Records from a collection:
- - -

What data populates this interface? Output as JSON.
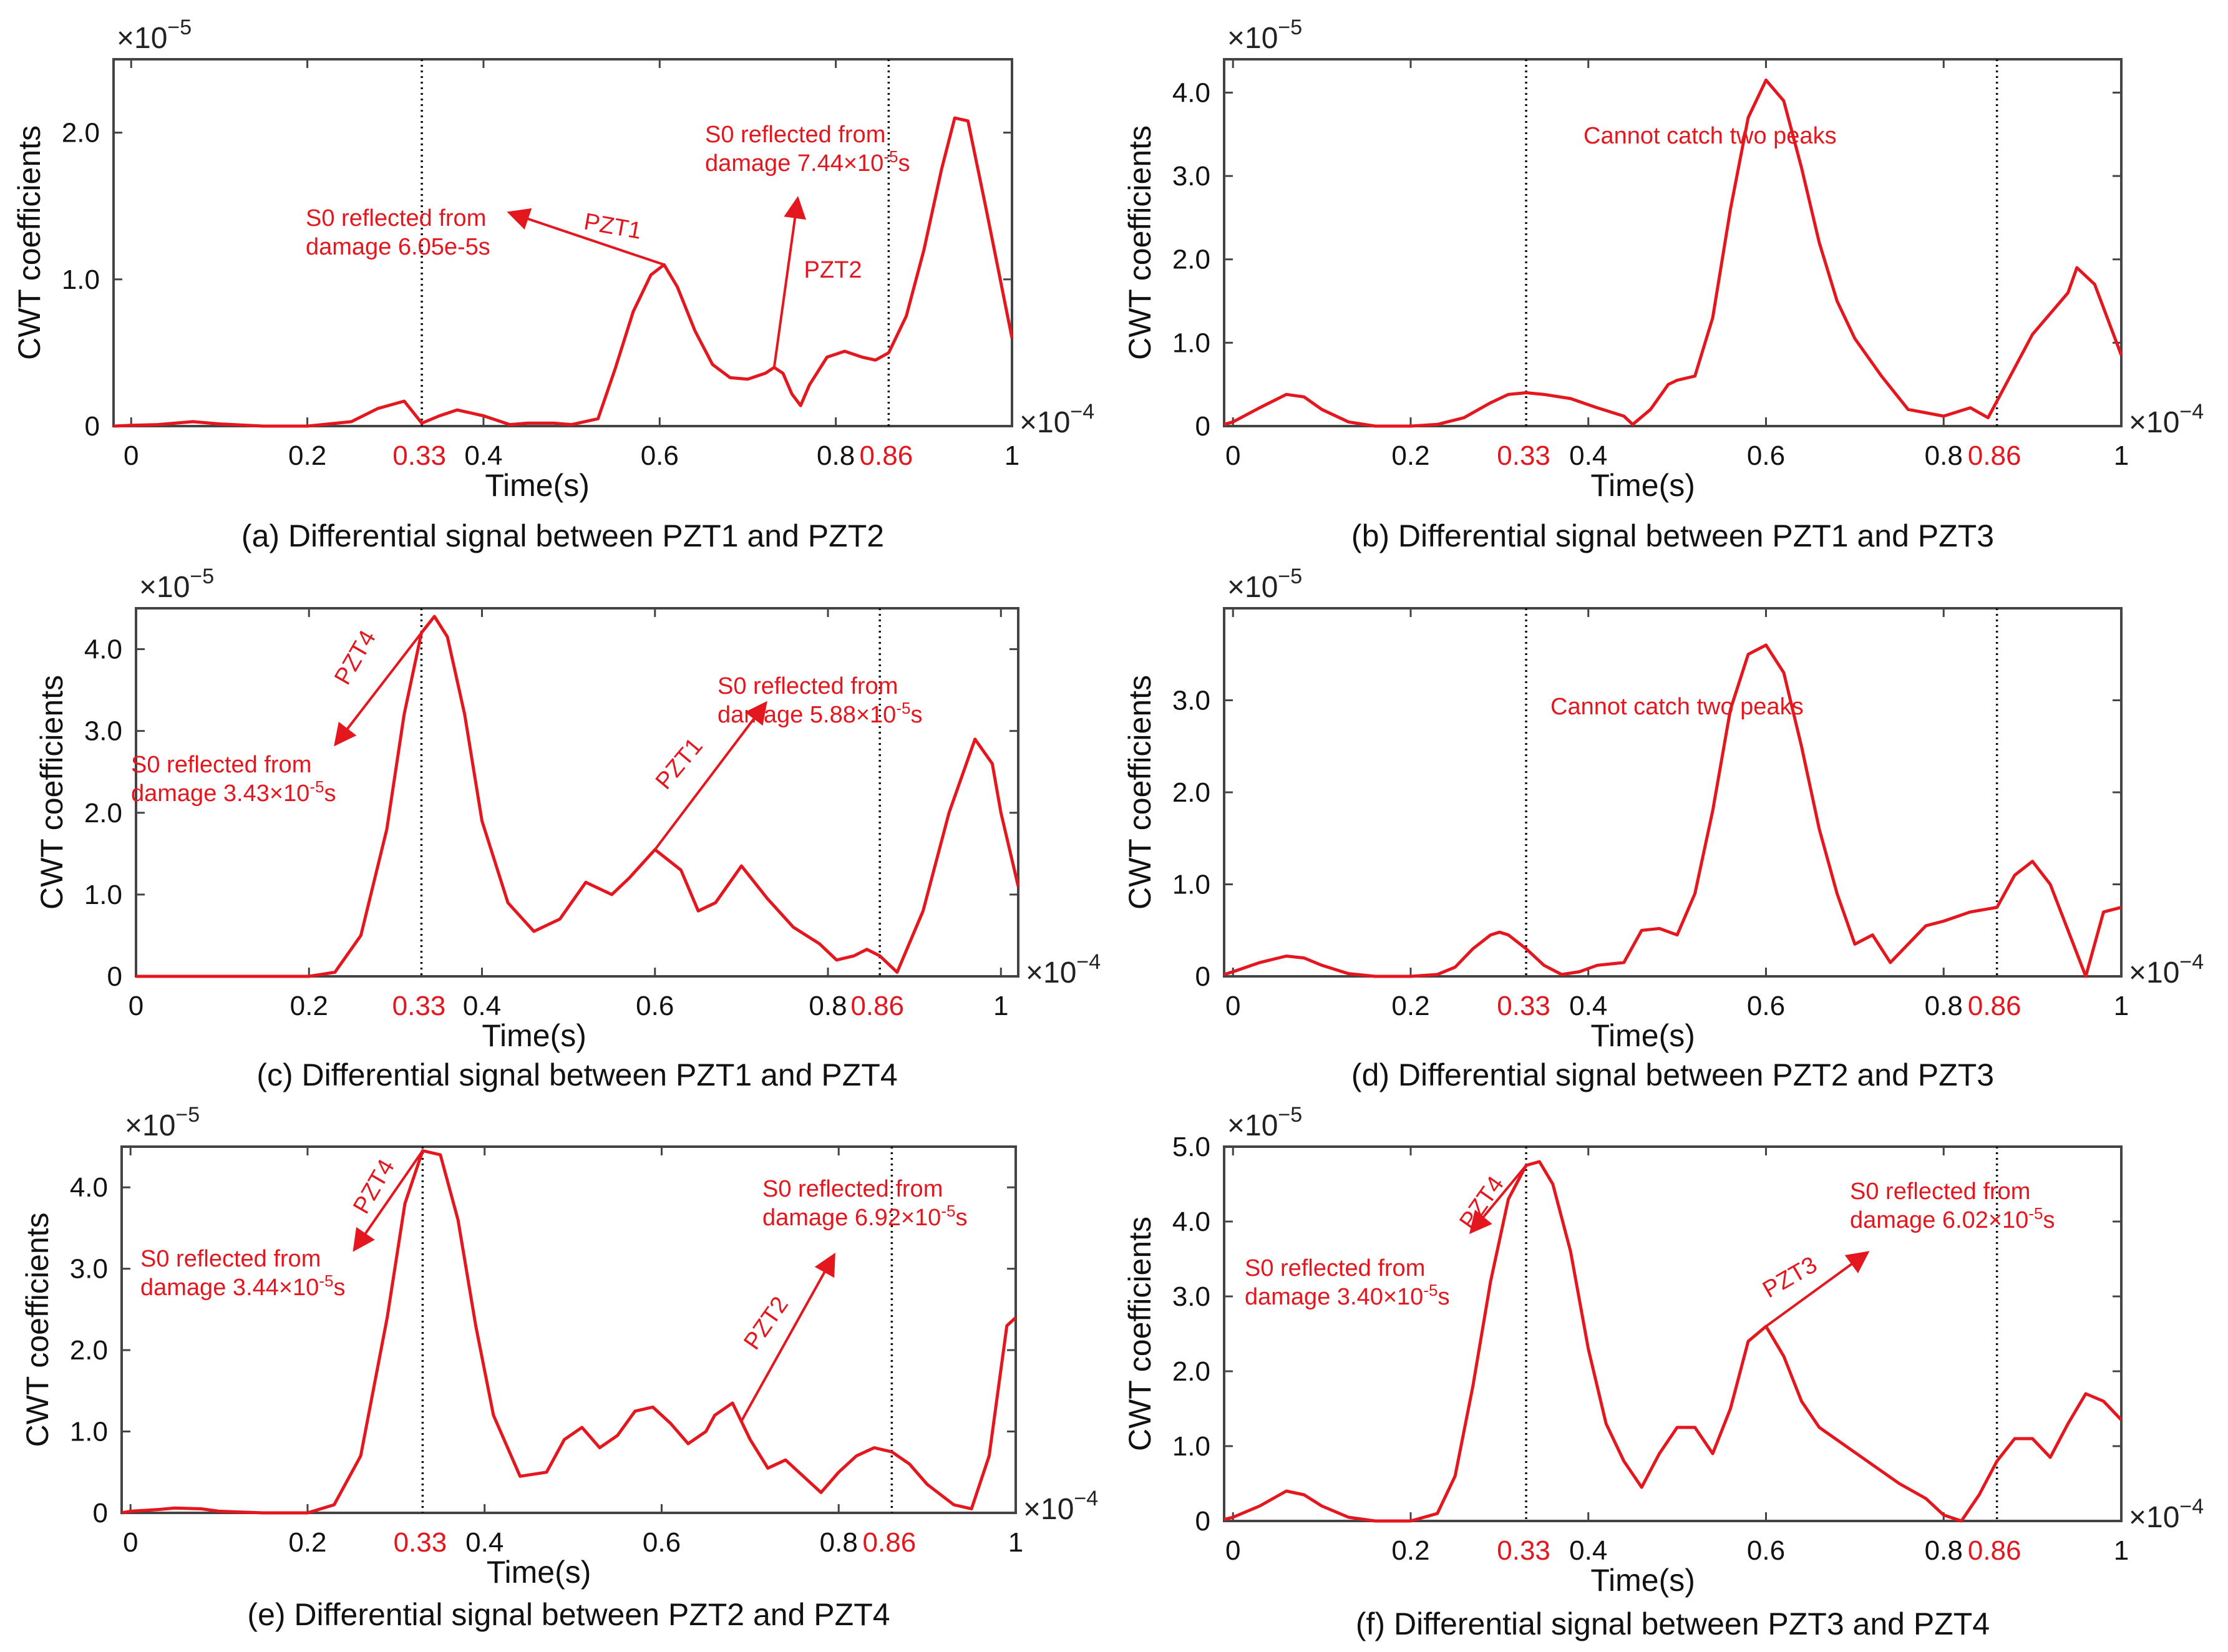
{
  "figure": {
    "panels": [
      {
        "id": "a",
        "caption": "(a) Differential signal between PZT1 and PZT2",
        "ylabel": "CWT coefficients",
        "xlabel": "Time(s)",
        "y_multiplier": "×10",
        "y_exponent": "−5",
        "x_multiplier": "×10",
        "x_exponent": "−4",
        "y_ticks": [
          "0",
          "1.0",
          "2.0"
        ],
        "x_ticks_black": [
          "0",
          "0.2",
          "0.4",
          "0.6",
          "0.8",
          "1"
        ],
        "x_ticks_red": [
          "0.33",
          "0.86"
        ],
        "annotations": [
          {
            "line1": "S0 reflected from",
            "line2": "damage 6.05e-5s",
            "sensor": "PZT1"
          },
          {
            "line1": "S0 reflected from",
            "line2": "damage 7.44×10",
            "line2_sup": "-5",
            "line2_tail": "s",
            "sensor": "PZT2"
          }
        ]
      },
      {
        "id": "b",
        "caption": "(b) Differential signal between PZT1 and PZT3",
        "ylabel": "CWT coefficients",
        "xlabel": "Time(s)",
        "y_multiplier": "×10",
        "y_exponent": "−5",
        "x_multiplier": "×10",
        "x_exponent": "−4",
        "y_ticks": [
          "0",
          "1.0",
          "2.0",
          "3.0",
          "4.0"
        ],
        "x_ticks_black": [
          "0",
          "0.2",
          "0.4",
          "0.6",
          "0.8",
          "1"
        ],
        "x_ticks_red": [
          "0.33",
          "0.86"
        ],
        "note": "Cannot catch two peaks"
      },
      {
        "id": "c",
        "caption": "(c) Differential signal between PZT1 and PZT4",
        "ylabel": "CWT coefficients",
        "xlabel": "Time(s)",
        "y_multiplier": "×10",
        "y_exponent": "−5",
        "x_multiplier": "×10",
        "x_exponent": "−4",
        "y_ticks": [
          "0",
          "1.0",
          "2.0",
          "3.0",
          "4.0"
        ],
        "x_ticks_black": [
          "0",
          "0.2",
          "0.4",
          "0.6",
          "0.8",
          "1"
        ],
        "x_ticks_red": [
          "0.33",
          "0.86"
        ],
        "annotations": [
          {
            "line1": "S0 reflected from",
            "line2": "damage 3.43×10",
            "line2_sup": "-5",
            "line2_tail": "s",
            "sensor": "PZT4"
          },
          {
            "line1": "S0 reflected from",
            "line2": "damage 5.88×10",
            "line2_sup": "-5",
            "line2_tail": "s",
            "sensor": "PZT1"
          }
        ]
      },
      {
        "id": "d",
        "caption": "(d) Differential signal between PZT2 and PZT3",
        "ylabel": "CWT coefficients",
        "xlabel": "Time(s)",
        "y_multiplier": "×10",
        "y_exponent": "−5",
        "x_multiplier": "×10",
        "x_exponent": "−4",
        "y_ticks": [
          "0",
          "1.0",
          "2.0",
          "3.0"
        ],
        "x_ticks_black": [
          "0",
          "0.2",
          "0.4",
          "0.6",
          "0.8",
          "1"
        ],
        "x_ticks_red": [
          "0.33",
          "0.86"
        ],
        "note": "Cannot catch two peaks"
      },
      {
        "id": "e",
        "caption": "(e) Differential signal between PZT2 and PZT4",
        "ylabel": "CWT coefficients",
        "xlabel": "Time(s)",
        "y_multiplier": "×10",
        "y_exponent": "−5",
        "x_multiplier": "×10",
        "x_exponent": "−4",
        "y_ticks": [
          "0",
          "1.0",
          "2.0",
          "3.0",
          "4.0"
        ],
        "x_ticks_black": [
          "0",
          "0.2",
          "0.4",
          "0.6",
          "0.8",
          "1"
        ],
        "x_ticks_red": [
          "0.33",
          "0.86"
        ],
        "annotations": [
          {
            "line1": "S0 reflected from",
            "line2": "damage 3.44×10",
            "line2_sup": "-5",
            "line2_tail": "s",
            "sensor": "PZT4"
          },
          {
            "line1": "S0 reflected from",
            "line2": "damage 6.92×10",
            "line2_sup": "-5",
            "line2_tail": "s",
            "sensor": "PZT2"
          }
        ]
      },
      {
        "id": "f",
        "caption": "(f) Differential signal between PZT3 and PZT4",
        "ylabel": "CWT coefficients",
        "xlabel": "Time(s)",
        "y_multiplier": "×10",
        "y_exponent": "−5",
        "x_multiplier": "×10",
        "x_exponent": "−4",
        "y_ticks": [
          "0",
          "1.0",
          "2.0",
          "3.0",
          "4.0",
          "5.0"
        ],
        "x_ticks_black": [
          "0",
          "0.2",
          "0.4",
          "0.6",
          "0.8",
          "1"
        ],
        "x_ticks_red": [
          "0.33",
          "0.86"
        ],
        "annotations": [
          {
            "line1": "S0 reflected from",
            "line2": "damage 3.40×10",
            "line2_sup": "-5",
            "line2_tail": "s",
            "sensor": "PZT4"
          },
          {
            "line1": "S0 reflected from",
            "line2": "damage 6.02×10",
            "line2_sup": "-5",
            "line2_tail": "s",
            "sensor": "PZT3"
          }
        ]
      }
    ]
  },
  "colors": {
    "curve": "#e4161e",
    "axis": "#444444",
    "reference_line": "#111111",
    "text": "#111111"
  },
  "chart_data": [
    {
      "type": "line",
      "title": "(a) Differential signal between PZT1 and PZT2",
      "xlabel": "Time(s)",
      "ylabel": "CWT coefficients",
      "x_unit_scale": "1e-4",
      "y_unit_scale": "1e-5",
      "xlim": [
        -0.02,
        1.0
      ],
      "ylim": [
        0,
        2.5
      ],
      "reference_lines_x": [
        0.33,
        0.86
      ],
      "series": [
        {
          "name": "CWT",
          "x": [
            -0.02,
            0,
            0.03,
            0.05,
            0.07,
            0.1,
            0.15,
            0.2,
            0.25,
            0.28,
            0.31,
            0.33,
            0.35,
            0.37,
            0.4,
            0.43,
            0.45,
            0.48,
            0.5,
            0.53,
            0.55,
            0.57,
            0.59,
            0.605,
            0.62,
            0.64,
            0.66,
            0.68,
            0.7,
            0.72,
            0.73,
            0.74,
            0.75,
            0.76,
            0.77,
            0.79,
            0.81,
            0.83,
            0.845,
            0.86,
            0.88,
            0.9,
            0.92,
            0.935,
            0.95,
            0.97,
            1.0
          ],
          "y": [
            0,
            0.005,
            0.01,
            0.02,
            0.03,
            0.015,
            0,
            0,
            0.03,
            0.12,
            0.17,
            0.02,
            0.07,
            0.11,
            0.07,
            0.01,
            0.02,
            0.02,
            0.01,
            0.05,
            0.4,
            0.78,
            1.03,
            1.1,
            0.95,
            0.65,
            0.42,
            0.33,
            0.32,
            0.36,
            0.4,
            0.36,
            0.22,
            0.14,
            0.28,
            0.47,
            0.51,
            0.47,
            0.45,
            0.5,
            0.75,
            1.2,
            1.75,
            2.1,
            2.08,
            1.5,
            0.6
          ]
        }
      ]
    },
    {
      "type": "line",
      "title": "(b) Differential signal between PZT1 and PZT3",
      "xlabel": "Time(s)",
      "ylabel": "CWT coefficients",
      "x_unit_scale": "1e-4",
      "y_unit_scale": "1e-5",
      "xlim": [
        -0.01,
        1.0
      ],
      "ylim": [
        0,
        4.4
      ],
      "reference_lines_x": [
        0.33,
        0.86
      ],
      "series": [
        {
          "name": "CWT",
          "x": [
            -0.01,
            0,
            0.03,
            0.06,
            0.08,
            0.1,
            0.13,
            0.16,
            0.2,
            0.23,
            0.26,
            0.29,
            0.31,
            0.33,
            0.35,
            0.38,
            0.41,
            0.44,
            0.45,
            0.47,
            0.49,
            0.5,
            0.52,
            0.54,
            0.56,
            0.58,
            0.6,
            0.62,
            0.64,
            0.66,
            0.68,
            0.7,
            0.73,
            0.76,
            0.8,
            0.83,
            0.85,
            0.86,
            0.88,
            0.9,
            0.92,
            0.94,
            0.95,
            0.97,
            1.0
          ],
          "y": [
            0.02,
            0.05,
            0.22,
            0.38,
            0.35,
            0.2,
            0.05,
            0,
            0,
            0.02,
            0.1,
            0.28,
            0.38,
            0.4,
            0.38,
            0.33,
            0.22,
            0.12,
            0.02,
            0.2,
            0.5,
            0.55,
            0.6,
            1.3,
            2.6,
            3.7,
            4.15,
            3.9,
            3.1,
            2.2,
            1.5,
            1.05,
            0.6,
            0.2,
            0.12,
            0.22,
            0.1,
            0.3,
            0.7,
            1.1,
            1.35,
            1.6,
            1.9,
            1.7,
            0.85
          ]
        }
      ]
    },
    {
      "type": "line",
      "title": "(c) Differential signal between PZT1 and PZT4",
      "xlabel": "Time(s)",
      "ylabel": "CWT coefficients",
      "x_unit_scale": "1e-4",
      "y_unit_scale": "1e-5",
      "xlim": [
        0,
        1.02
      ],
      "ylim": [
        0,
        4.5
      ],
      "reference_lines_x": [
        0.33,
        0.86
      ],
      "series": [
        {
          "name": "CWT",
          "x": [
            0,
            0.1,
            0.2,
            0.23,
            0.26,
            0.29,
            0.31,
            0.33,
            0.345,
            0.36,
            0.38,
            0.4,
            0.43,
            0.46,
            0.49,
            0.52,
            0.55,
            0.57,
            0.6,
            0.63,
            0.65,
            0.67,
            0.7,
            0.73,
            0.76,
            0.79,
            0.81,
            0.83,
            0.845,
            0.86,
            0.88,
            0.91,
            0.94,
            0.97,
            0.99,
            1.0,
            1.02
          ],
          "y": [
            0,
            0,
            0,
            0.05,
            0.5,
            1.8,
            3.2,
            4.2,
            4.4,
            4.15,
            3.2,
            1.9,
            0.9,
            0.55,
            0.7,
            1.15,
            1.0,
            1.2,
            1.55,
            1.3,
            0.8,
            0.9,
            1.35,
            0.95,
            0.6,
            0.4,
            0.2,
            0.25,
            0.33,
            0.25,
            0.05,
            0.8,
            2.0,
            2.9,
            2.6,
            2.0,
            1.1
          ]
        }
      ]
    },
    {
      "type": "line",
      "title": "(d) Differential signal between PZT2 and PZT3",
      "xlabel": "Time(s)",
      "ylabel": "CWT coefficients",
      "x_unit_scale": "1e-4",
      "y_unit_scale": "1e-5",
      "xlim": [
        -0.01,
        1.0
      ],
      "ylim": [
        0,
        4.0
      ],
      "reference_lines_x": [
        0.33,
        0.86
      ],
      "series": [
        {
          "name": "CWT",
          "x": [
            -0.01,
            0,
            0.03,
            0.06,
            0.08,
            0.1,
            0.13,
            0.16,
            0.2,
            0.23,
            0.25,
            0.27,
            0.29,
            0.3,
            0.31,
            0.33,
            0.35,
            0.37,
            0.39,
            0.41,
            0.44,
            0.46,
            0.48,
            0.5,
            0.52,
            0.54,
            0.56,
            0.58,
            0.6,
            0.62,
            0.64,
            0.66,
            0.68,
            0.7,
            0.72,
            0.74,
            0.76,
            0.78,
            0.8,
            0.83,
            0.86,
            0.88,
            0.9,
            0.92,
            0.94,
            0.96,
            0.98,
            1.0
          ],
          "y": [
            0.02,
            0.05,
            0.15,
            0.22,
            0.2,
            0.12,
            0.03,
            0,
            0,
            0.02,
            0.1,
            0.3,
            0.45,
            0.48,
            0.45,
            0.3,
            0.12,
            0.02,
            0.05,
            0.12,
            0.15,
            0.5,
            0.52,
            0.45,
            0.9,
            1.8,
            2.9,
            3.5,
            3.6,
            3.3,
            2.5,
            1.6,
            0.9,
            0.35,
            0.45,
            0.15,
            0.35,
            0.55,
            0.6,
            0.7,
            0.75,
            1.1,
            1.25,
            1.0,
            0.5,
            0.0,
            0.7,
            0.75
          ]
        }
      ]
    },
    {
      "type": "line",
      "title": "(e) Differential signal between PZT2 and PZT4",
      "xlabel": "Time(s)",
      "ylabel": "CWT coefficients",
      "x_unit_scale": "1e-4",
      "y_unit_scale": "1e-5",
      "xlim": [
        -0.01,
        1.0
      ],
      "ylim": [
        0,
        4.5
      ],
      "reference_lines_x": [
        0.33,
        0.86
      ],
      "series": [
        {
          "name": "CWT",
          "x": [
            -0.01,
            0,
            0.03,
            0.05,
            0.08,
            0.1,
            0.15,
            0.2,
            0.23,
            0.26,
            0.29,
            0.31,
            0.33,
            0.35,
            0.37,
            0.39,
            0.41,
            0.44,
            0.47,
            0.49,
            0.51,
            0.53,
            0.55,
            0.57,
            0.59,
            0.61,
            0.63,
            0.65,
            0.66,
            0.68,
            0.7,
            0.72,
            0.74,
            0.76,
            0.78,
            0.8,
            0.82,
            0.84,
            0.86,
            0.88,
            0.9,
            0.93,
            0.95,
            0.97,
            0.99,
            1.0
          ],
          "y": [
            0,
            0.02,
            0.04,
            0.06,
            0.05,
            0.02,
            0,
            0,
            0.1,
            0.7,
            2.4,
            3.8,
            4.45,
            4.4,
            3.6,
            2.3,
            1.2,
            0.45,
            0.5,
            0.9,
            1.05,
            0.8,
            0.95,
            1.25,
            1.3,
            1.1,
            0.85,
            1.0,
            1.2,
            1.35,
            0.9,
            0.55,
            0.65,
            0.45,
            0.25,
            0.5,
            0.7,
            0.8,
            0.75,
            0.6,
            0.35,
            0.1,
            0.05,
            0.7,
            2.3,
            2.4
          ]
        }
      ]
    },
    {
      "type": "line",
      "title": "(f) Differential signal between PZT3 and PZT4",
      "xlabel": "Time(s)",
      "ylabel": "CWT coefficients",
      "x_unit_scale": "1e-4",
      "y_unit_scale": "1e-5",
      "xlim": [
        -0.01,
        1.0
      ],
      "ylim": [
        0,
        5.0
      ],
      "reference_lines_x": [
        0.33,
        0.86
      ],
      "series": [
        {
          "name": "CWT",
          "x": [
            -0.01,
            0,
            0.03,
            0.06,
            0.08,
            0.1,
            0.13,
            0.16,
            0.2,
            0.23,
            0.25,
            0.27,
            0.29,
            0.31,
            0.33,
            0.345,
            0.36,
            0.38,
            0.4,
            0.42,
            0.44,
            0.46,
            0.48,
            0.5,
            0.52,
            0.54,
            0.56,
            0.58,
            0.6,
            0.62,
            0.64,
            0.66,
            0.69,
            0.72,
            0.75,
            0.78,
            0.8,
            0.82,
            0.84,
            0.86,
            0.88,
            0.9,
            0.92,
            0.94,
            0.96,
            0.98,
            1.0
          ],
          "y": [
            0.02,
            0.05,
            0.2,
            0.4,
            0.35,
            0.2,
            0.05,
            0,
            0,
            0.1,
            0.6,
            1.8,
            3.2,
            4.3,
            4.75,
            4.8,
            4.5,
            3.6,
            2.3,
            1.3,
            0.8,
            0.45,
            0.9,
            1.25,
            1.25,
            0.9,
            1.5,
            2.4,
            2.6,
            2.2,
            1.6,
            1.25,
            1.0,
            0.75,
            0.5,
            0.3,
            0.08,
            0.0,
            0.35,
            0.8,
            1.1,
            1.1,
            0.85,
            1.3,
            1.7,
            1.6,
            1.35
          ]
        }
      ]
    }
  ]
}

- - -

Prompt:
Check each line above for the string "between", then copy the ones that have it.

Task solution:
        "caption": "(a) Differential signal between PZT1 and PZT2",
        "caption": "(b) Differential signal between PZT1 and PZT3",
        "caption": "(c) Differential signal between PZT1 and PZT4",
        "caption": "(d) Differential signal between PZT2 and PZT3",
        "caption": "(e) Differential signal between PZT2 and PZT4",
        "caption": "(f) Differential signal between PZT3 and PZT4",
      "title": "(a) Differential signal between PZT1 and PZT2",
      "title": "(b) Differential signal between PZT1 and PZT3",
      "title": "(c) Differential signal between PZT1 and PZT4",
      "title": "(d) Differential signal between PZT2 and PZT3",
      "title": "(e) Differential signal between PZT2 and PZT4",
      "title": "(f) Differential signal between PZT3 and PZT4",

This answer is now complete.